§ Goal
Continue the article on Perth hosting the 2019 Fed Cup Final from the point where it stops.

Perth has been named as host city for the historic 2019 Fed Cup by BNP Paribas Final between Australia and France from 9-10 November 2019.
The Final, Australia’s first since 1993, will be played on hardcourt at Perth’s RAC Arena. It will be Australia’s first Fed Cup final at home since 1978, and the first time Perth has hosted a tie since 2009.
“I’m so excited we have the chance to play the Fed Cup Final here in Perth, and showcase the very best of women’s tennis right here in my hometown,” Fed Cup captain Alicia Molik said.
“It’s particularly exciting to be making this announcement just a little over a week since Ash Barty won the French Open.
“Although her win took a lot of people by surprise, we’ve known for some time what an exceptional player, and person, she is, and that it was only a matter of time before she broke through to win a major. Ash’s natural talent is matched only by her work ethic and outstanding sportsmanship, and it’s wonderful to see her blazing a trail not just in women’s tennis, but in world sport.
“Ash has been an inspirational leader in our Fed Cup team over the past few years and we are fortunate to have an incredible group of role models in Australia who love representing their country. Women’s tennis is in an extremely powerful position in Australia at the minute and I’m so proud of every team member who has been a part of this two-year journey to reach the final.
“Our semifinal win was momentous, and it’s a credit to the team in Ash, Dasha [Gavrilova], Sam [Stosur] and Priscilla [Hon] and their work ethic and passion.
“I have no doubt in my mind that we are capable of winning. We’ve had a sensational start to the year, but the job isn’t finished yet, and we are going to ensure that we give ourselves every chance here in Perth to win for Australia. I hope to see fans coming from all over the country to Perth to cheer the Aussies to victory.”
Fed Cup is the world’s largest international team competition for women, with 108 nations competing in 2019. It’s now down to the final two teams, Australia and France.
“I’m delighted we are able to stage the Fed Cup Final in Perth, in what will be a spectacular showcase of women’s tennis,“ Tennis Australia CEO Craig Tiley said.
“Perth and WA have so many passionate tennis fans and this is a wonderful opportunity for them to see the world’s best in action, including our latest Grand Slam champion, the inspirational Ash Barty. We want to make sure the event is accessible to everyone, with free tickets for kids under 14 and $20 two day adult passes making that possible. It promises to be a great event.”
“Perth last hosted a Fed Cup final in 1971 when Australia defeated Great Britain at the Royal Kings Park Tennis Club,” Western Australia Minister for Tourism The Hon. Paul Papalia CSC MLA said.
“It’s a great coup for the Fed Cup Final to return to Perth after 48 years particularly in the lead-up to the launch of the new ATP Cup in January 2020.

§ Records provided

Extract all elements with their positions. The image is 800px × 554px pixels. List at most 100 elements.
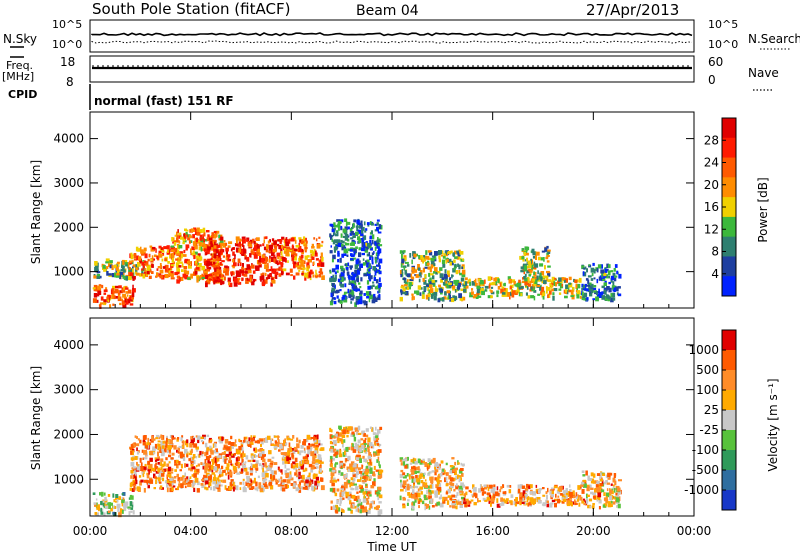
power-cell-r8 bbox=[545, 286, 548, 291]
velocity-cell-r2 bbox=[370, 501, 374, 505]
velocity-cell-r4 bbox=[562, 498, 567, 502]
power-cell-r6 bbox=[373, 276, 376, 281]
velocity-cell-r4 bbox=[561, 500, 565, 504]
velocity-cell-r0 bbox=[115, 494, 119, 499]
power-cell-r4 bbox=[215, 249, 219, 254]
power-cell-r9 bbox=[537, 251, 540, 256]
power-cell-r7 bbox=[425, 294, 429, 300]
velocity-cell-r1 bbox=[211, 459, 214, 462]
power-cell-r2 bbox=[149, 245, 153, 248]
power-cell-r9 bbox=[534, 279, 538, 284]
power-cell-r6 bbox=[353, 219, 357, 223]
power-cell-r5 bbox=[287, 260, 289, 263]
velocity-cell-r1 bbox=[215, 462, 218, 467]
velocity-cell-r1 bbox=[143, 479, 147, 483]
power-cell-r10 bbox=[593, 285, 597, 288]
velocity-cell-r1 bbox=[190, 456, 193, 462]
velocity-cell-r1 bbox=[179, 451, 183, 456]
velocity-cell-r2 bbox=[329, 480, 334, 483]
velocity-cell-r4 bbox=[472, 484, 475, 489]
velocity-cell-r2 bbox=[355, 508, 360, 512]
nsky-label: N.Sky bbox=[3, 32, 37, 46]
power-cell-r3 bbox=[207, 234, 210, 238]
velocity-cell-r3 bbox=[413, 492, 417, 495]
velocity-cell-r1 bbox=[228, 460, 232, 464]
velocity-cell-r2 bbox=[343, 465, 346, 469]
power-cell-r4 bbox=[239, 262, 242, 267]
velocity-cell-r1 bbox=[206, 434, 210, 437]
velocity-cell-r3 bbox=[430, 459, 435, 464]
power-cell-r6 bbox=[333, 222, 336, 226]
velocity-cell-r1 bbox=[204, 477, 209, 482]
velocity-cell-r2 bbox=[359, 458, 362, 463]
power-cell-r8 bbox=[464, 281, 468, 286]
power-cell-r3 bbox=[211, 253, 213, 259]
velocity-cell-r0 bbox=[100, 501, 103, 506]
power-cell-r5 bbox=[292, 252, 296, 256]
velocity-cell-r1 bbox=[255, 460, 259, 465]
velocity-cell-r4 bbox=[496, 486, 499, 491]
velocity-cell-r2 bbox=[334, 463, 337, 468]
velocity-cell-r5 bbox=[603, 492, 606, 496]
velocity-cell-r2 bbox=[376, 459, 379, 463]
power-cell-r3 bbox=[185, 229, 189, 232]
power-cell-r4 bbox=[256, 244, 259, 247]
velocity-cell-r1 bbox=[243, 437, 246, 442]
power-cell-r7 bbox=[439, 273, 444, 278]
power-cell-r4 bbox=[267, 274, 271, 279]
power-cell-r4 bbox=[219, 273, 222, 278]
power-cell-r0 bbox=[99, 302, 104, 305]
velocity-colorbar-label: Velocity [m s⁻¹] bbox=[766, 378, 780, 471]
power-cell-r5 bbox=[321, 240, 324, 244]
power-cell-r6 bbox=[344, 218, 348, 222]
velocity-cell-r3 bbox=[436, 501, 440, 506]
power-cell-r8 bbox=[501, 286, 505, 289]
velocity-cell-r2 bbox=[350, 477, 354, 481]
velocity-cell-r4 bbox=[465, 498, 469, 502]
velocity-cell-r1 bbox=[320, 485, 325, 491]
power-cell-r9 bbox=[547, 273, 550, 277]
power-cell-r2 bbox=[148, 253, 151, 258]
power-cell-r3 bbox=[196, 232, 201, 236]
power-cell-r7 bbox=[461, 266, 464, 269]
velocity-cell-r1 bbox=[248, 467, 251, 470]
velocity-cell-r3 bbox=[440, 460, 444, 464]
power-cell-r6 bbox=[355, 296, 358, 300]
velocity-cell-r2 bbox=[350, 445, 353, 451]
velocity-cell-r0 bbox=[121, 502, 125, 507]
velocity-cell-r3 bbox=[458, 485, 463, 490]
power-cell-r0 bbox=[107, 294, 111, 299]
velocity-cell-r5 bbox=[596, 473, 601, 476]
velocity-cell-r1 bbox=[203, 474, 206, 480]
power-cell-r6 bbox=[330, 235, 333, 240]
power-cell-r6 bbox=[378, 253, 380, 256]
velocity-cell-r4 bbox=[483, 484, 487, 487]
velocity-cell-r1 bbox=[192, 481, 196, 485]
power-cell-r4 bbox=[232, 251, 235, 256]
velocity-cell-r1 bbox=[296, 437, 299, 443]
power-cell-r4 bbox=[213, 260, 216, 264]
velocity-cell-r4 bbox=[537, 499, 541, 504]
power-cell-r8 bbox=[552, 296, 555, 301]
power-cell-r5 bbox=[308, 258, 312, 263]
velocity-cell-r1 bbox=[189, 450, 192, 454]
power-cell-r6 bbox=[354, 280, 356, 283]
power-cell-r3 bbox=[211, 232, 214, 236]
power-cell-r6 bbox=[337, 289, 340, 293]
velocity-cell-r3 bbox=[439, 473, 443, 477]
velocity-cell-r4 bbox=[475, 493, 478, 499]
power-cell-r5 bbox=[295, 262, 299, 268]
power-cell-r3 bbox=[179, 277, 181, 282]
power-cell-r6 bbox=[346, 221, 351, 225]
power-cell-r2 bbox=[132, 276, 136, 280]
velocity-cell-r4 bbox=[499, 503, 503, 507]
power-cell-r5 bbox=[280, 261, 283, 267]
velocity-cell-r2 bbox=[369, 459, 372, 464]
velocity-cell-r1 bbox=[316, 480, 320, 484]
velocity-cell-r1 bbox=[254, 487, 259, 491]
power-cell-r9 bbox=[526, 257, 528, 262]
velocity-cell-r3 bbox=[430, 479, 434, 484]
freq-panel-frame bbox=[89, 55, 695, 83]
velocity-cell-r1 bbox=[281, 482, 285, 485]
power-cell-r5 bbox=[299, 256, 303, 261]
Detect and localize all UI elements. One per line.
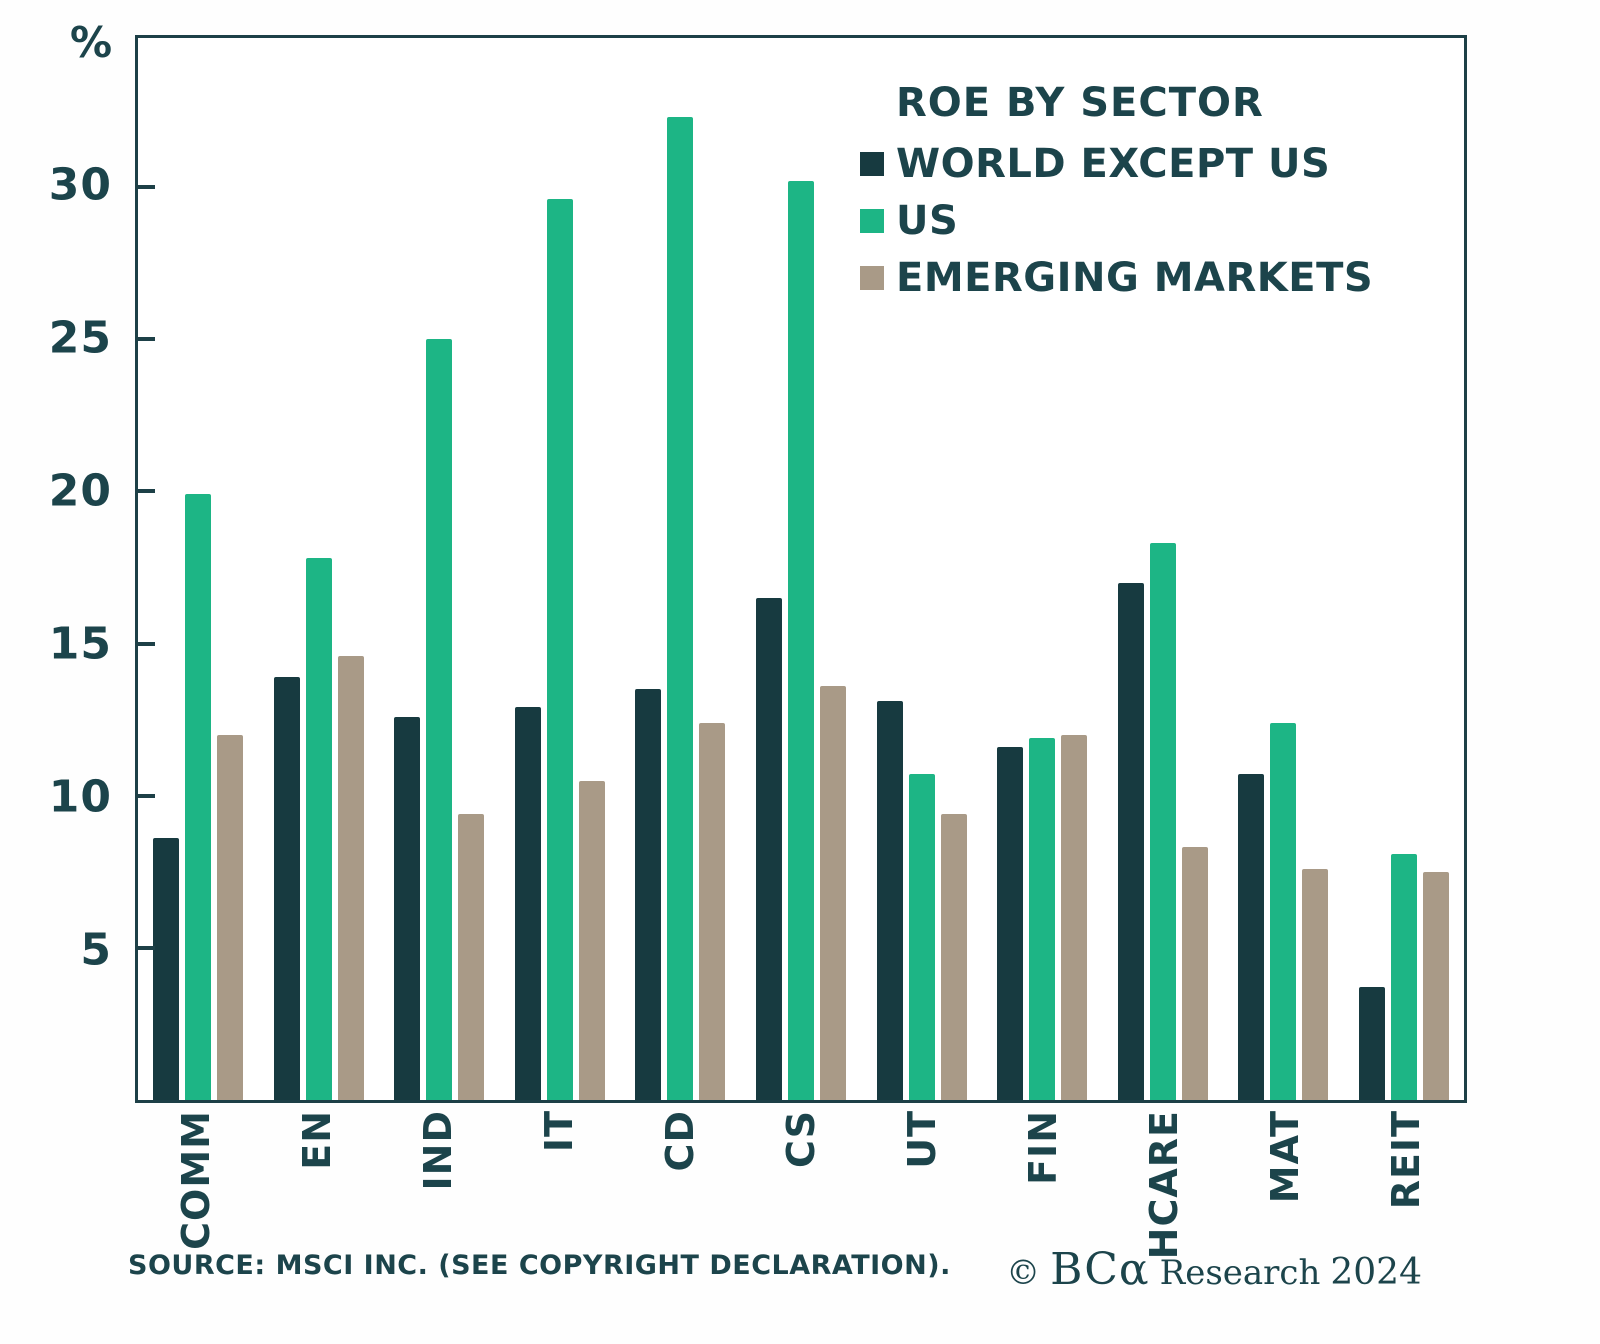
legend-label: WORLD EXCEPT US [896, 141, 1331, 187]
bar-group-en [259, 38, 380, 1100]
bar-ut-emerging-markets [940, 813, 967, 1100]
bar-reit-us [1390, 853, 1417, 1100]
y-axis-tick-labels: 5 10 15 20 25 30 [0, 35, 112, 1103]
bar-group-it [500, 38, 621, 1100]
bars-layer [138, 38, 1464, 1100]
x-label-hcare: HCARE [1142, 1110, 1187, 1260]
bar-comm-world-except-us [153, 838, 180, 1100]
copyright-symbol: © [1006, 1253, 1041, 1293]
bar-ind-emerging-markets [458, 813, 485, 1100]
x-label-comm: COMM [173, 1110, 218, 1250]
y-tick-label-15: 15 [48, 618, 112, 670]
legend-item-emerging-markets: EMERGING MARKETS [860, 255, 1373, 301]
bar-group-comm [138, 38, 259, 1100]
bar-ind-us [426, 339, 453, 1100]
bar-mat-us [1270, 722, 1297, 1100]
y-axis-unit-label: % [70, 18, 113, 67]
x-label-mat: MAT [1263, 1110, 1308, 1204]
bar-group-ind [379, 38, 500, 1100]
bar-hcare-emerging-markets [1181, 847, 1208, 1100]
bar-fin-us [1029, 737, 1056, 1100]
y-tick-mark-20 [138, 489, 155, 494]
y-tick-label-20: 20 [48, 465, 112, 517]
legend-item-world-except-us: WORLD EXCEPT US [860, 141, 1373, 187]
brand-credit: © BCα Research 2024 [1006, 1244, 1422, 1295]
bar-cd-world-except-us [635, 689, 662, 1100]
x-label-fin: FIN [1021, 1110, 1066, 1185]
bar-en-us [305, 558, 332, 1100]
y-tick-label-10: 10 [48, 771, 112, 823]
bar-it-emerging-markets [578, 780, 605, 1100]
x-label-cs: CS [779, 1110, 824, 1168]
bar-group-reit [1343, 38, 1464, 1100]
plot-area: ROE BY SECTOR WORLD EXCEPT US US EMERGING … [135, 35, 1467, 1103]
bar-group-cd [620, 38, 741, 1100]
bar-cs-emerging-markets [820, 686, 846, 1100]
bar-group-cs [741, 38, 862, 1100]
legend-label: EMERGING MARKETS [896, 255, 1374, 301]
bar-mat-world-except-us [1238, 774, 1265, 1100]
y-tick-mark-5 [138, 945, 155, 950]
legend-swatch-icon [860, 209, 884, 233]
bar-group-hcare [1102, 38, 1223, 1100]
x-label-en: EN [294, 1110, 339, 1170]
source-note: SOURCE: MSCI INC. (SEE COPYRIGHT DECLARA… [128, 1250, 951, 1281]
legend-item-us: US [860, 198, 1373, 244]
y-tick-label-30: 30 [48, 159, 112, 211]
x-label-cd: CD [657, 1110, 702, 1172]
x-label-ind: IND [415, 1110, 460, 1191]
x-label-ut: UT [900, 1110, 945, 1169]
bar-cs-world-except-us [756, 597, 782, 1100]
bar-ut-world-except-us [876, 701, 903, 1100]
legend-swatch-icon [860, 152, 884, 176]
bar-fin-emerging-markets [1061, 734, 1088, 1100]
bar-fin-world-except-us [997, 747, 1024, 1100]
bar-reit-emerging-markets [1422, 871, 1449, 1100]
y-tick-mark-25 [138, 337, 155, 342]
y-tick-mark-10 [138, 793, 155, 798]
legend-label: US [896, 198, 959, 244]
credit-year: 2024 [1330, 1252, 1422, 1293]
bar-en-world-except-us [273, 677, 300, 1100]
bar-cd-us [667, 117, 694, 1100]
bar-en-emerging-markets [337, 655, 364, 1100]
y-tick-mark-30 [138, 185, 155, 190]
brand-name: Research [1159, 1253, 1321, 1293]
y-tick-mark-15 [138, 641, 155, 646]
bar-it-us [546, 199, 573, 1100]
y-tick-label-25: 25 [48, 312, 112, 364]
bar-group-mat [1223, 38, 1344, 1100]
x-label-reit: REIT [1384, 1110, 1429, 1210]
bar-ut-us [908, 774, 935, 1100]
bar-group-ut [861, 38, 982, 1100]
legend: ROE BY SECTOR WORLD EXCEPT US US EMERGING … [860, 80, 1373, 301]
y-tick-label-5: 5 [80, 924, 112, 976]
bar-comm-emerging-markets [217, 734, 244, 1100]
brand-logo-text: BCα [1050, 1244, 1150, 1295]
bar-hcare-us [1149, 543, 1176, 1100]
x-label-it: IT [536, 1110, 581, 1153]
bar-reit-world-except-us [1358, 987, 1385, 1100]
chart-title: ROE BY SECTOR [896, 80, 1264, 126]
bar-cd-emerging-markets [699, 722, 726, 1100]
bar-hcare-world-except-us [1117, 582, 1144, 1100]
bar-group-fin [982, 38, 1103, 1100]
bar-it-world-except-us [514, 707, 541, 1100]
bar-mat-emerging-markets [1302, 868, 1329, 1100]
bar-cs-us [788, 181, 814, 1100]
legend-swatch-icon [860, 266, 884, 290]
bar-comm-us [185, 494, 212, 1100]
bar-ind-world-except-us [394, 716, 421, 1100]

§ Response to the task
“Western Australians are passionate about tennis and I’m sure will jump at the opportunity to see Aussie champions including Ashleigh Barty, Samantha Stosur and Daria Gavrilova take on France’s finest.”
“This is a win for WA, a win for tennis and a win for families. Western Australians will have a chance to be part of this significant international sporting spectacle and with the free children’s tickets, it will make it more affordable and easier for families to attend,” Western Australia Premier Mark McGowan said.
“I’m pleased Perth is becoming host to more top-quality sporting events like this, and I would encourage Western Australians to take advantage of this terrific opportunity and join us in supporting our Australian tennis stars when they play here in WA this November.
“The more we continue to secure major events like these in Perth, the more it helps boost visitor numbers and tourism spend in Western Australia, which helps grows the economy and creates more jobs.”
Ticket prices have been designed to be as ‘family friendly’ as possible, with tickets starting at $20 for adults, and kids going free in Bronze category seating for a two-day pass. Up to four kids (14-and-under) can go free with a paying adult to ensure everyone has a chance to cheer the Aussies on against France.
Two-day ticket packages will go on sale to the public via Ticketek at 9.00 am AWST (Perth time) on Tuesday 18 June at www.ticketek.com.au/fedcup.
Australian Fed Cup team road to the Fed Cup Final
|2017||Australia def. Serbia 4-0||World Group II Play-off||Serbia|
|2018||Australia def. Ukraine 3-2||World Group II first round||Canberra|
|2018||Australia def. Netherlands 4-1||World Group Play-off||Wollongong|
|2019||Australia def. USA 3-2||World Group first round||USA|
|2019||Australia def. Belarus 3-2||World Group semifinal||Brisbane|
|2019||Australia vs. France||2019 Fed Cup Final||Perth|
Final team nominations will be announced closer to the Final.
Fed Cup Final fast facts:
- Perth has hosted three Fed Cup ties over the history of the competition, in 1970, 1995, 1998 and 2009.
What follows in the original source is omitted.